Restate all the material verbatim, except for the pictures.

_Items listed in a dataset_
+--
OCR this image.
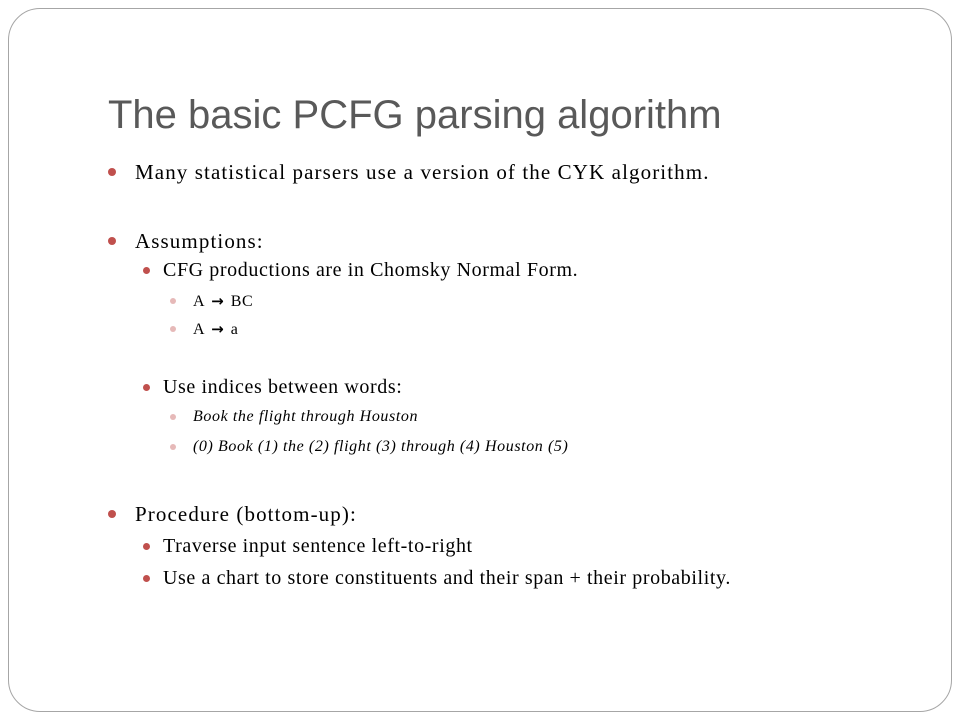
The basic PCFG parsing algorithm
Many statistical parsers use a version of the CYK algorithm.
Assumptions:
CFG productions are in Chomsky Normal Form.
A → BC
A → a
Use indices between words:
Book the flight through Houston
(0) Book (1) the (2) flight (3) through (4) Houston (5)
Procedure (bottom-up):
Traverse input sentence left-to-right
Use a chart to store constituents and their span + their probability.
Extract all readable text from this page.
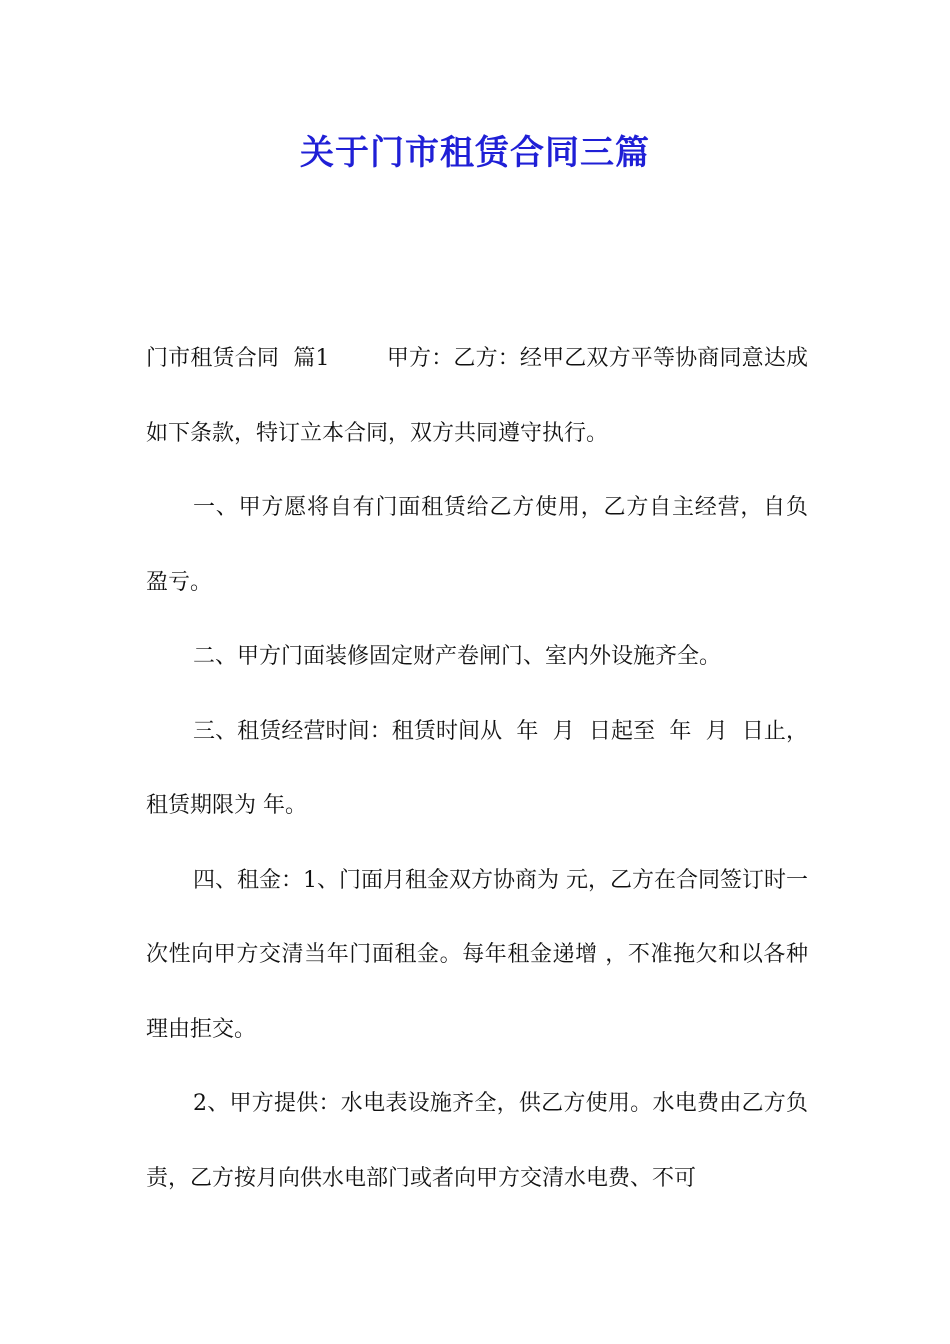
关于门市租赁合同三篇

门市租赁合同  篇1        甲方：乙方：经甲乙双方平等协商同意达成如下条款，特订立本合同，双方共同遵守执行。

一、甲方愿将自有门面租赁给乙方使用，乙方自主经营，自负盈亏。

二、甲方门面装修固定财产卷闸门、室内外设施齐全。

三、租赁经营时间：租赁时间从  年  月  日起至  年  月  日止，租赁期限为 年。

四、租金：1、门面月租金双方协商为 元，乙方在合同签订时一次性向甲方交清当年门面租金。每年租金递增 ，不准拖欠和以各种理由拒交。

2、甲方提供：水电表设施齐全，供乙方使用。水电费由乙方负责，乙方按月向供水电部门或者向甲方交清水电费、不可
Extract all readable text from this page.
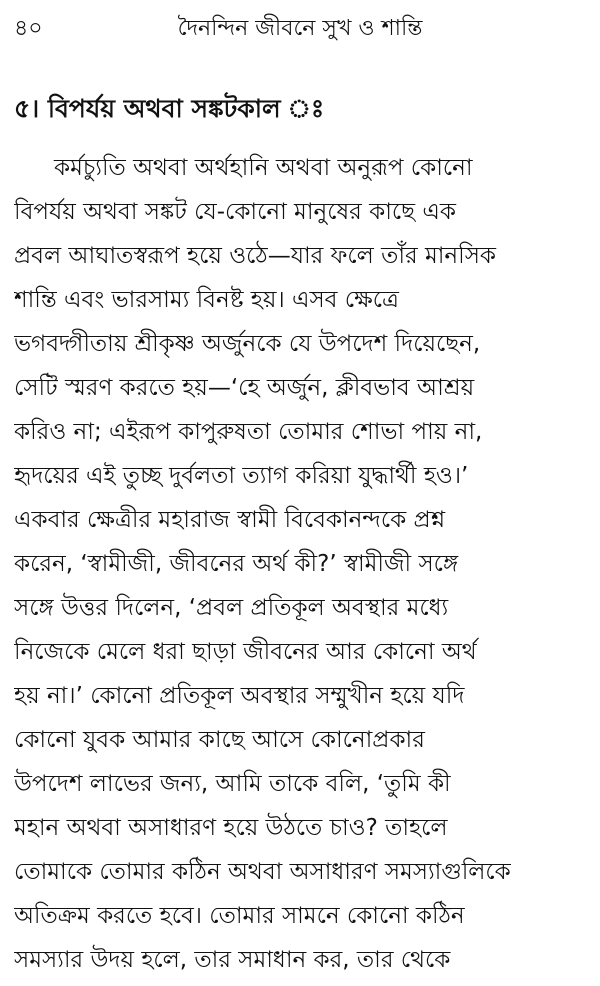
৪০	দৈনন্দিন জীবনে সুখ ও শান্তি
৫। বিপর্যয় অথবা সঙ্কটকাল ঃ
কর্মচ্যুতি অথবা অর্থহানি অথবা অনুরূপ কোনো
বিপর্যয় অথবা সঙ্কট যে-কোনো মানুষের কাছে এক
প্রবল আঘাতস্বরূপ হয়ে ওঠে—যার ফলে তাঁর মানসিক
শান্তি এবং ভারসাম্য বিনষ্ট হয়। এসব ক্ষেত্রে
ভগবদ্গীতায় শ্রীকৃষ্ণ অর্জুনকে যে উপদেশ দিয়েছেন,
সেটি স্মরণ করতে হয়—‘হে অর্জুন, ক্লীবভাব আশ্রয়
করিও না; এইরূপ কাপুরুষতা তোমার শোভা পায় না,
হৃদয়ের এই তুচ্ছ দুর্বলতা ত্যাগ করিয়া যুদ্ধার্থী হও।’
একবার ক্ষেত্রীর মহারাজ স্বামী বিবেকানন্দকে প্রশ্ন
করেন, ‘স্বামীজী, জীবনের অর্থ কী?’ স্বামীজী সঙ্গে
সঙ্গে উত্তর দিলেন, ‘প্রবল প্রতিকূল অবস্থার মধ্যে
নিজেকে মেলে ধরা ছাড়া জীবনের আর কোনো অর্থ
হয় না।’ কোনো প্রতিকূল অবস্থার সম্মুখীন হয়ে যদি
কোনো যুবক আমার কাছে আসে কোনোপ্রকার
উপদেশ লাভের জন্য, আমি তাকে বলি, ‘তুমি কী
মহান অথবা অসাধারণ হয়ে উঠতে চাও? তাহলে
তোমাকে তোমার কঠিন অথবা অসাধারণ সমস্যাগুলিকে
অতিক্রম করতে হবে। তোমার সামনে কোনো কঠিন
সমস্যার উদয় হলে, তার সমাধান কর, তার থেকে
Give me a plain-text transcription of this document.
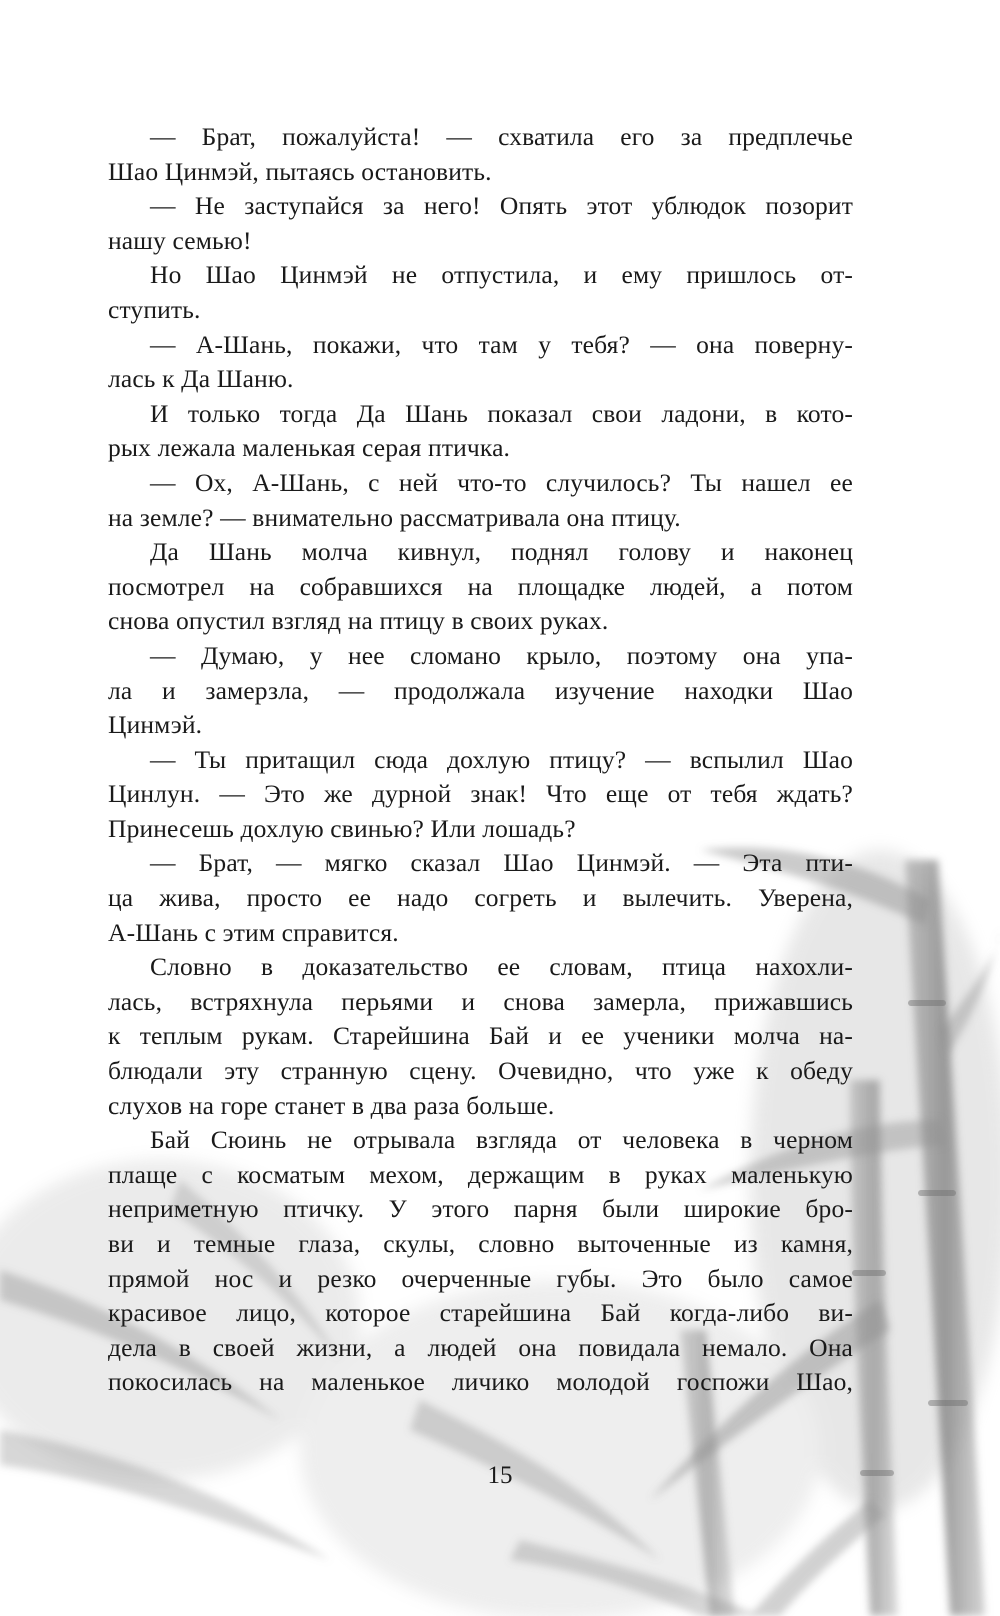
— Брат, пожалуйста! — схватила его за предплечье

Шао Цинмэй, пытаясь остановить.

— Не заступайся за него! Опять этот ублюдок позорит

нашу семью!

Но Шао Цинмэй не отпустила, и ему пришлось от-

ступить.

— А-Шань, покажи, что там у тебя? — она поверну-

лась к Да Шаню.

И только тогда Да Шань показал свои ладони, в кото-

рых лежала маленькая серая птичка.

— Ох, А-Шань, с ней что-то случилось? Ты нашел ее

на земле? — внимательно рассматривала она птицу.

Да Шань молча кивнул, поднял голову и наконец

посмотрел на собравшихся на площадке людей, а потом

снова опустил взгляд на птицу в своих руках.

— Думаю, у нее сломано крыло, поэтому она упа-

ла и замерзла, — продолжала изучение находки Шао

Цинмэй.

— Ты притащил сюда дохлую птицу? — вспылил Шао

Цинлун. — Это же дурной знак! Что еще от тебя ждать?

Принесешь дохлую свинью? Или лошадь?

— Брат, — мягко сказал Шао Цинмэй. — Эта пти-

ца жива, просто ее надо согреть и вылечить. Уверена,

А-Шань с этим справится.

Словно в доказательство ее словам, птица нахохли-

лась, встряхнула перьями и снова замерла, прижавшись

к теплым рукам. Старейшина Бай и ее ученики молча на-

блюдали эту странную сцену. Очевидно, что уже к обеду

слухов на горе станет в два раза больше.

Бай Сюинь не отрывала взгляда от человека в черном

плаще с косматым мехом, держащим в руках маленькую

неприметную птичку. У этого парня были широкие бро-

ви и темные глаза, скулы, словно выточенные из камня,

прямой нос и резко очерченные губы. Это было самое

красивое лицо, которое старейшина Бай когда-либо ви-

дела в своей жизни, а людей она повидала немало. Она

покосилась на маленькое личико молодой госпожи Шао,

15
+--
_Complete answer_
OCR this image.
The basic PCFG parsing algorithm
Many statistical parsers use a version of the CYK algorithm.
Assumptions:
CFG productions are in Chomsky Normal Form.
A → BC
A → a
Use indices between words:
Book the flight through Houston
(0) Book (1) the (2) flight (3) through (4) Houston (5)
Procedure (bottom-up):
Traverse input sentence left-to-right
Use a chart to store constituents and their span + their probability.
Extract all readable text from this page.
关于门市租赁合同三篇

门市租赁合同  篇1        甲方：乙方：经甲乙双方平等协商同意达成如下条款，特订立本合同，双方共同遵守执行。

一、甲方愿将自有门面租赁给乙方使用，乙方自主经营，自负盈亏。

二、甲方门面装修固定财产卷闸门、室内外设施齐全。

三、租赁经营时间：租赁时间从  年  月  日起至  年  月  日止，租赁期限为 年。

四、租金：1、门面月租金双方协商为 元，乙方在合同签订时一次性向甲方交清当年门面租金。每年租金递增 ，不准拖欠和以各种理由拒交。

2、甲方提供：水电表设施齐全，供乙方使用。水电费由乙方负责，乙方按月向供水电部门或者向甲方交清水电费、不可
Extract all readable text from this page.
৪০	দৈনন্দিন জীবনে সুখ ও শান্তি
৫। বিপর্যয় অথবা সঙ্কটকাল ঃ
কর্মচ্যুতি অথবা অর্থহানি অথবা অনুরূপ কোনো
বিপর্যয় অথবা সঙ্কট যে-কোনো মানুষের কাছে এক
প্রবল আঘাতস্বরূপ হয়ে ওঠে—যার ফলে তাঁর মানসিক
শান্তি এবং ভারসাম্য বিনষ্ট হয়। এসব ক্ষেত্রে
ভগবদ্গীতায় শ্রীকৃষ্ণ অর্জুনকে যে উপদেশ দিয়েছেন,
সেটি স্মরণ করতে হয়—‘হে অর্জুন, ক্লীবভাব আশ্রয়
করিও না; এইরূপ কাপুরুষতা তোমার শোভা পায় না,
হৃদয়ের এই তুচ্ছ দুর্বলতা ত্যাগ করিয়া যুদ্ধার্থী হও।’
একবার ক্ষেত্রীর মহারাজ স্বামী বিবেকানন্দকে প্রশ্ন
করেন, ‘স্বামীজী, জীবনের অর্থ কী?’ স্বামীজী সঙ্গে
সঙ্গে উত্তর দিলেন, ‘প্রবল প্রতিকূল অবস্থার মধ্যে
নিজেকে মেলে ধরা ছাড়া জীবনের আর কোনো অর্থ
হয় না।’ কোনো প্রতিকূল অবস্থার সম্মুখীন হয়ে যদি
কোনো যুবক আমার কাছে আসে কোনোপ্রকার
উপদেশ লাভের জন্য, আমি তাকে বলি, ‘তুমি কী
মহান অথবা অসাধারণ হয়ে উঠতে চাও? তাহলে
তোমাকে তোমার কঠিন অথবা অসাধারণ সমস্যাগুলিকে
অতিক্রম করতে হবে। তোমার সামনে কোনো কঠিন
সমস্যার উদয় হলে, তার সমাধান কর, তার থেকে
Give me a plain-text transcription of this document.
— Брат, пожалуйста! — схватила его за предплечье

Шао Цинмэй, пытаясь остановить.

— Не заступайся за него! Опять этот ублюдок позорит

нашу семью!

Но Шао Цинмэй не отпустила, и ему пришлось от-

ступить.

— А-Шань, покажи, что там у тебя? — она поверну-

лась к Да Шаню.

И только тогда Да Шань показал свои ладони, в кото-

рых лежала маленькая серая птичка.

— Ох, А-Шань, с ней что-то случилось? Ты нашел ее

на земле? — внимательно рассматривала она птицу.

Да Шань молча кивнул, поднял голову и наконец

посмотрел на собравшихся на площадке людей, а потом

снова опустил взгляд на птицу в своих руках.

— Думаю, у нее сломано крыло, поэтому она упа-

ла и замерзла, — продолжала изучение находки Шао

Цинмэй.

— Ты притащил сюда дохлую птицу? — вспылил Шао

Цинлун. — Это же дурной знак! Что еще от тебя ждать?

Принесешь дохлую свинью? Или лошадь?

— Брат, — мягко сказал Шао Цинмэй. — Эта пти-

ца жива, просто ее надо согреть и вылечить. Уверена,

А-Шань с этим справится.

Словно в доказательство ее словам, птица нахохли-

лась, встряхнула перьями и снова замерла, прижавшись

к теплым рукам. Старейшина Бай и ее ученики молча на-

блюдали эту странную сцену. Очевидно, что уже к обеду

слухов на горе станет в два раза больше.

Бай Сюинь не отрывала взгляда от человека в черном

плаще с косматым мехом, держащим в руках маленькую

неприметную птичку. У этого парня были широкие бро-

ви и темные глаза, скулы, словно выточенные из камня,

прямой нос и резко очерченные губы. Это было самое

красивое лицо, которое старейшина Бай когда-либо ви-

дела в своей жизни, а людей она повидала немало. Она

покосилась на маленькое личико молодой госпожи Шао,

15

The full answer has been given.